◆ **Instruction**:
Reproduce all of the data that follows, character for character.

◆ **Data entries**:
╔══

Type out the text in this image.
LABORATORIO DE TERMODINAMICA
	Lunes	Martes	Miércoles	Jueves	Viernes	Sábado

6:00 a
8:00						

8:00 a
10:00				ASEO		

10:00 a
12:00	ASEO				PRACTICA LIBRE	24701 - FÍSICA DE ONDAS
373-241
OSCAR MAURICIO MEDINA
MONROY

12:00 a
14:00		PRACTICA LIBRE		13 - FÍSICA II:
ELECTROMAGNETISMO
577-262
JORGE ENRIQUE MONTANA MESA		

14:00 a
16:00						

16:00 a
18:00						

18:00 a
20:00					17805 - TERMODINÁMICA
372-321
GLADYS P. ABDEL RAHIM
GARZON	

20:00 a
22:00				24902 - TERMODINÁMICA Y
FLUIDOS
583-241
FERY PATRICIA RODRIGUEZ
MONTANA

╚══

◆ **Exercise output**:
Type out the text in this image.
LABORATORIO DE TERMODINAMICA
	Lunes	Martes	Miércoles	Jueves	Viernes	Sábado

6:00 a
8:00						

8:00 a
10:00				ASEO		

10:00 a
12:00	ASEO				PRACTICA LIBRE	24701 - FÍSICA DE ONDAS
373-241
OSCAR MAURICIO MEDINA
MONROY

12:00 a
14:00		PRACTICA LIBRE		13 - FÍSICA II:
ELECTROMAGNETISMO
577-262
JORGE ENRIQUE MONTANA MESA		

14:00 a
16:00						

16:00 a
18:00						

18:00 a
20:00					17805 - TERMODINÁMICA
372-321
GLADYS P. ABDEL RAHIM
GARZON	

20:00 a
22:00				24902 - TERMODINÁMICA Y
FLUIDOS
583-241
FERY PATRICIA RODRIGUEZ
MONTANA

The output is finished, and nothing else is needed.